-- What is expected --
All of the material below is to be restated word for word, apart from the pictures.

[Data items]
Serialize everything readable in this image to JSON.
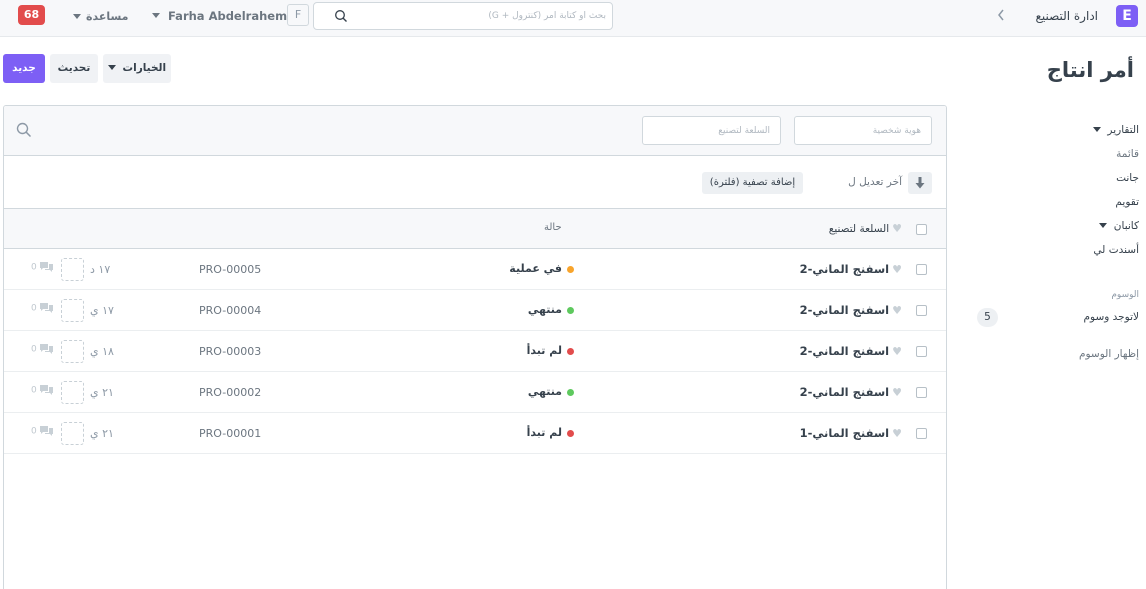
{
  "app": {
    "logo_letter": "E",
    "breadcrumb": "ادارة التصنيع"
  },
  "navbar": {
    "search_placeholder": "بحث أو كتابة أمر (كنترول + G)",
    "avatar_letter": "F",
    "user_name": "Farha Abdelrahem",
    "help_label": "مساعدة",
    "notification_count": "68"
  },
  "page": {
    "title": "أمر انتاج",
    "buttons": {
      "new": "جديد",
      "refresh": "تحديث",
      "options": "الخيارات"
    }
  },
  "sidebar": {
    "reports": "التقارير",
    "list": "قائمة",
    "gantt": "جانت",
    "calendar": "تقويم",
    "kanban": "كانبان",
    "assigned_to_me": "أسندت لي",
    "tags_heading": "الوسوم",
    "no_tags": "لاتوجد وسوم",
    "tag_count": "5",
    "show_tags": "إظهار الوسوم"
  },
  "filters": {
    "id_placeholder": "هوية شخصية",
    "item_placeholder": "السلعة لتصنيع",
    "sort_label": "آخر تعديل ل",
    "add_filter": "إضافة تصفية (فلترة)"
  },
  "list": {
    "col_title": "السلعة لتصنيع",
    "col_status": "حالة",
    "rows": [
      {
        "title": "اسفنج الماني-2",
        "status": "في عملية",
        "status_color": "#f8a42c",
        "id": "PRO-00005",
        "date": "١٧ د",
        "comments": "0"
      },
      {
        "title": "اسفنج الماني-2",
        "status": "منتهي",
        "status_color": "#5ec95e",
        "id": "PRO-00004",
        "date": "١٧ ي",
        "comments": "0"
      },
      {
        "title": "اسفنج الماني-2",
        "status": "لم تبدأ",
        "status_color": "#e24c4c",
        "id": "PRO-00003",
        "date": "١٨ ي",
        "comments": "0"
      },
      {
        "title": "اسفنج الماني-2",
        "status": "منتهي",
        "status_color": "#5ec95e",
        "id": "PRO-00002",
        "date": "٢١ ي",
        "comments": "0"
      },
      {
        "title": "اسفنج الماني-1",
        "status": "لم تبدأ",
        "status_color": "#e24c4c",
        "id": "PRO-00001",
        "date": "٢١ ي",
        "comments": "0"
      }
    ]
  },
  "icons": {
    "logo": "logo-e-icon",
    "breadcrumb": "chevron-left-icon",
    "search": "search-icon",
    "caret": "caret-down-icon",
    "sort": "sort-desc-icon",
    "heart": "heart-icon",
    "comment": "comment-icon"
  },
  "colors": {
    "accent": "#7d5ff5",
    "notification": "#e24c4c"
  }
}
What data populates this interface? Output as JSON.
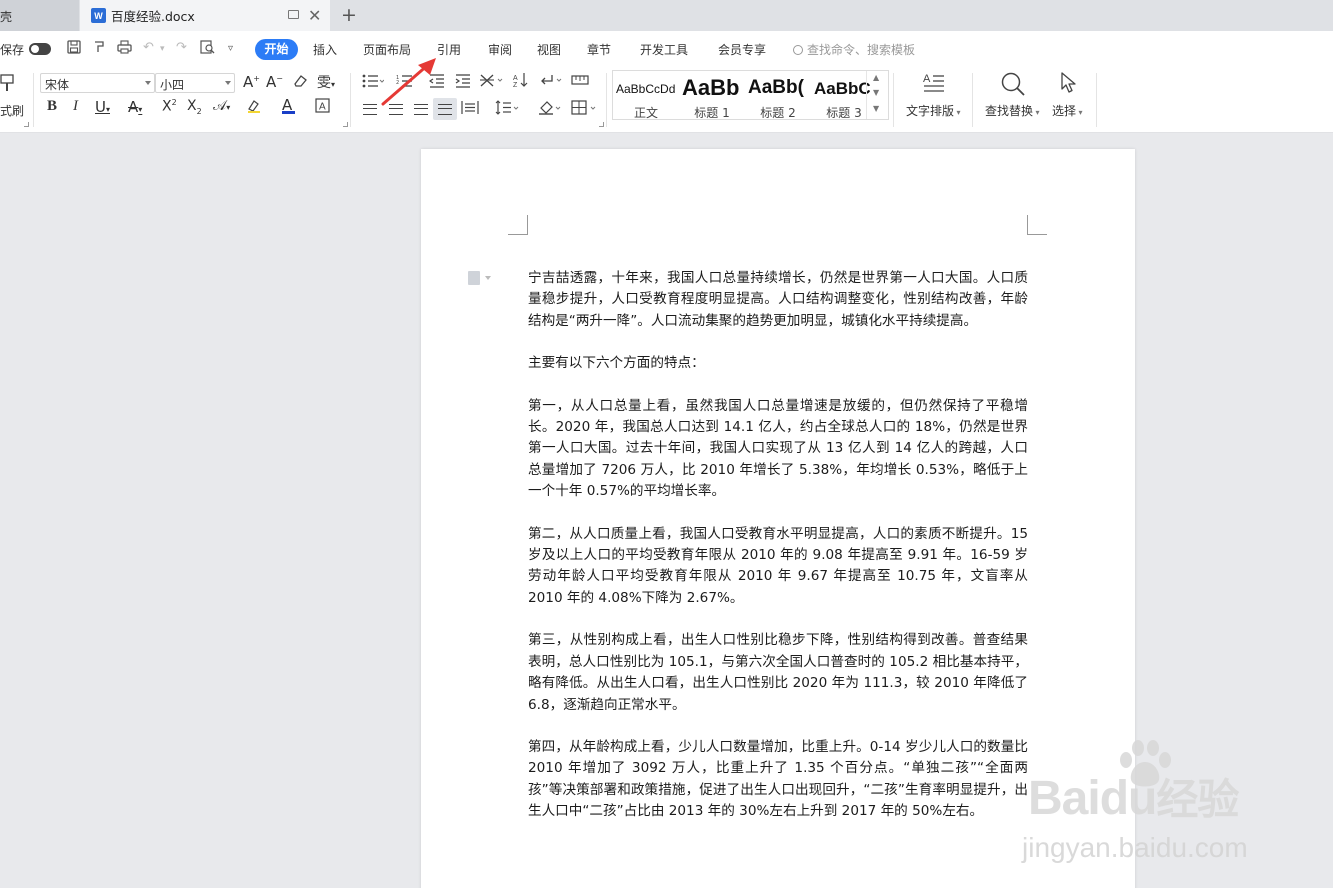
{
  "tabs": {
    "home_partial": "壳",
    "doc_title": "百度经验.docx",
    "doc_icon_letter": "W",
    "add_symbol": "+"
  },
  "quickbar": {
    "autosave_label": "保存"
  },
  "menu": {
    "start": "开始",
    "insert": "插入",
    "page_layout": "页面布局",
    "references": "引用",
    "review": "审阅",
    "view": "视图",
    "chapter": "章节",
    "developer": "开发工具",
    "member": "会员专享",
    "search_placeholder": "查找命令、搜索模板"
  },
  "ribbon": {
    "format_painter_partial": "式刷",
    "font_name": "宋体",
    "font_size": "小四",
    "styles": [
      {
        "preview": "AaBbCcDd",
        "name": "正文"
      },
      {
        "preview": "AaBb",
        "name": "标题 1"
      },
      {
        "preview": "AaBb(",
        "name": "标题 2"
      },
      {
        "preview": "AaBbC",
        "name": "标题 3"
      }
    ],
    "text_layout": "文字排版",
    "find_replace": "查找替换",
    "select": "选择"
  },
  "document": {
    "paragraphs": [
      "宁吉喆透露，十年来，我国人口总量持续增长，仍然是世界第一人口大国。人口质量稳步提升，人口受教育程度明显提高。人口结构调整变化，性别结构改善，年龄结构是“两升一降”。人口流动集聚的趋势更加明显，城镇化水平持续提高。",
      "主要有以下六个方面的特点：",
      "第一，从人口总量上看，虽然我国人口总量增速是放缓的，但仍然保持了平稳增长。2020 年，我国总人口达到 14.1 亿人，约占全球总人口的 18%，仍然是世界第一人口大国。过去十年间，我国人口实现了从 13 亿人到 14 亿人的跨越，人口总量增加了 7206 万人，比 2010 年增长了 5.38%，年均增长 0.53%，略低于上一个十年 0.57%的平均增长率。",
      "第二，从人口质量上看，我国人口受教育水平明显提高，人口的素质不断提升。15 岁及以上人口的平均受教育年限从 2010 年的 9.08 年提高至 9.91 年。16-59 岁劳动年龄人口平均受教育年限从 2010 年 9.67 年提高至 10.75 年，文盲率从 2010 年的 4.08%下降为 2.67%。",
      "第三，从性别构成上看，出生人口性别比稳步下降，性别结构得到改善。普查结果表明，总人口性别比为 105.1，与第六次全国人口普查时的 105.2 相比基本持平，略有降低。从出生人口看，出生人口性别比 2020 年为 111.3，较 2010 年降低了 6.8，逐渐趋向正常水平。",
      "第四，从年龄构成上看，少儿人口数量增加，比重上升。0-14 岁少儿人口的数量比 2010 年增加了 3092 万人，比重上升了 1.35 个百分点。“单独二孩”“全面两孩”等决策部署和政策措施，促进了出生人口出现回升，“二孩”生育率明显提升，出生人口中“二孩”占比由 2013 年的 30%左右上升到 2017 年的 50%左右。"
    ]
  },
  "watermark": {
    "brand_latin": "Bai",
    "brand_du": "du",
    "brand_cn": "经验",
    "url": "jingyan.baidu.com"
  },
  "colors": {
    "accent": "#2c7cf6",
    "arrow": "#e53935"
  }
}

-- Complete answer --
Serialize everything readable in this image to JSON.
{
  "app": {
    "logo_letter": "E",
    "breadcrumb": "ادارة التصنيع"
  },
  "navbar": {
    "search_placeholder": "بحث أو كتابة أمر (كنترول + G)",
    "avatar_letter": "F",
    "user_name": "Farha Abdelrahem",
    "help_label": "مساعدة",
    "notification_count": "68"
  },
  "page": {
    "title": "أمر انتاج",
    "buttons": {
      "new": "جديد",
      "refresh": "تحديث",
      "options": "الخيارات"
    }
  },
  "sidebar": {
    "reports": "التقارير",
    "list": "قائمة",
    "gantt": "جانت",
    "calendar": "تقويم",
    "kanban": "كانبان",
    "assigned_to_me": "أسندت لي",
    "tags_heading": "الوسوم",
    "no_tags": "لاتوجد وسوم",
    "tag_count": "5",
    "show_tags": "إظهار الوسوم"
  },
  "filters": {
    "id_placeholder": "هوية شخصية",
    "item_placeholder": "السلعة لتصنيع",
    "sort_label": "آخر تعديل ل",
    "add_filter": "إضافة تصفية (فلترة)"
  },
  "list": {
    "col_title": "السلعة لتصنيع",
    "col_status": "حالة",
    "rows": [
      {
        "title": "اسفنج الماني-2",
        "status": "في عملية",
        "status_color": "#f8a42c",
        "id": "PRO-00005",
        "date": "١٧ د",
        "comments": "0"
      },
      {
        "title": "اسفنج الماني-2",
        "status": "منتهي",
        "status_color": "#5ec95e",
        "id": "PRO-00004",
        "date": "١٧ ي",
        "comments": "0"
      },
      {
        "title": "اسفنج الماني-2",
        "status": "لم تبدأ",
        "status_color": "#e24c4c",
        "id": "PRO-00003",
        "date": "١٨ ي",
        "comments": "0"
      },
      {
        "title": "اسفنج الماني-2",
        "status": "منتهي",
        "status_color": "#5ec95e",
        "id": "PRO-00002",
        "date": "٢١ ي",
        "comments": "0"
      },
      {
        "title": "اسفنج الماني-1",
        "status": "لم تبدأ",
        "status_color": "#e24c4c",
        "id": "PRO-00001",
        "date": "٢١ ي",
        "comments": "0"
      }
    ]
  },
  "icons": {
    "logo": "logo-e-icon",
    "breadcrumb": "chevron-left-icon",
    "search": "search-icon",
    "caret": "caret-down-icon",
    "sort": "sort-desc-icon",
    "heart": "heart-icon",
    "comment": "comment-icon"
  },
  "colors": {
    "accent": "#7d5ff5",
    "notification": "#e24c4c"
  }
}
What data populates this interface? Output as JSON.
{
  "tabs": {
    "home_partial": "壳",
    "doc_title": "百度经验.docx",
    "doc_icon_letter": "W",
    "add_symbol": "+"
  },
  "quickbar": {
    "autosave_label": "保存"
  },
  "menu": {
    "start": "开始",
    "insert": "插入",
    "page_layout": "页面布局",
    "references": "引用",
    "review": "审阅",
    "view": "视图",
    "chapter": "章节",
    "developer": "开发工具",
    "member": "会员专享",
    "search_placeholder": "查找命令、搜索模板"
  },
  "ribbon": {
    "format_painter_partial": "式刷",
    "font_name": "宋体",
    "font_size": "小四",
    "styles": [
      {
        "preview": "AaBbCcDd",
        "name": "正文"
      },
      {
        "preview": "AaBb",
        "name": "标题 1"
      },
      {
        "preview": "AaBb(",
        "name": "标题 2"
      },
      {
        "preview": "AaBbC",
        "name": "标题 3"
      }
    ],
    "text_layout": "文字排版",
    "find_replace": "查找替换",
    "select": "选择"
  },
  "document": {
    "paragraphs": [
      "宁吉喆透露，十年来，我国人口总量持续增长，仍然是世界第一人口大国。人口质量稳步提升，人口受教育程度明显提高。人口结构调整变化，性别结构改善，年龄结构是“两升一降”。人口流动集聚的趋势更加明显，城镇化水平持续提高。",
      "主要有以下六个方面的特点：",
      "第一，从人口总量上看，虽然我国人口总量增速是放缓的，但仍然保持了平稳增长。2020 年，我国总人口达到 14.1 亿人，约占全球总人口的 18%，仍然是世界第一人口大国。过去十年间，我国人口实现了从 13 亿人到 14 亿人的跨越，人口总量增加了 7206 万人，比 2010 年增长了 5.38%，年均增长 0.53%，略低于上一个十年 0.57%的平均增长率。",
      "第二，从人口质量上看，我国人口受教育水平明显提高，人口的素质不断提升。15 岁及以上人口的平均受教育年限从 2010 年的 9.08 年提高至 9.91 年。16-59 岁劳动年龄人口平均受教育年限从 2010 年 9.67 年提高至 10.75 年，文盲率从 2010 年的 4.08%下降为 2.67%。",
      "第三，从性别构成上看，出生人口性别比稳步下降，性别结构得到改善。普查结果表明，总人口性别比为 105.1，与第六次全国人口普查时的 105.2 相比基本持平，略有降低。从出生人口看，出生人口性别比 2020 年为 111.3，较 2010 年降低了 6.8，逐渐趋向正常水平。",
      "第四，从年龄构成上看，少儿人口数量增加，比重上升。0-14 岁少儿人口的数量比 2010 年增加了 3092 万人，比重上升了 1.35 个百分点。“单独二孩”“全面两孩”等决策部署和政策措施，促进了出生人口出现回升，“二孩”生育率明显提升，出生人口中“二孩”占比由 2013 年的 30%左右上升到 2017 年的 50%左右。"
    ]
  },
  "watermark": {
    "brand_latin": "Bai",
    "brand_du": "du",
    "brand_cn": "经验",
    "url": "jingyan.baidu.com"
  },
  "colors": {
    "accent": "#2c7cf6",
    "arrow": "#e53935"
  }
}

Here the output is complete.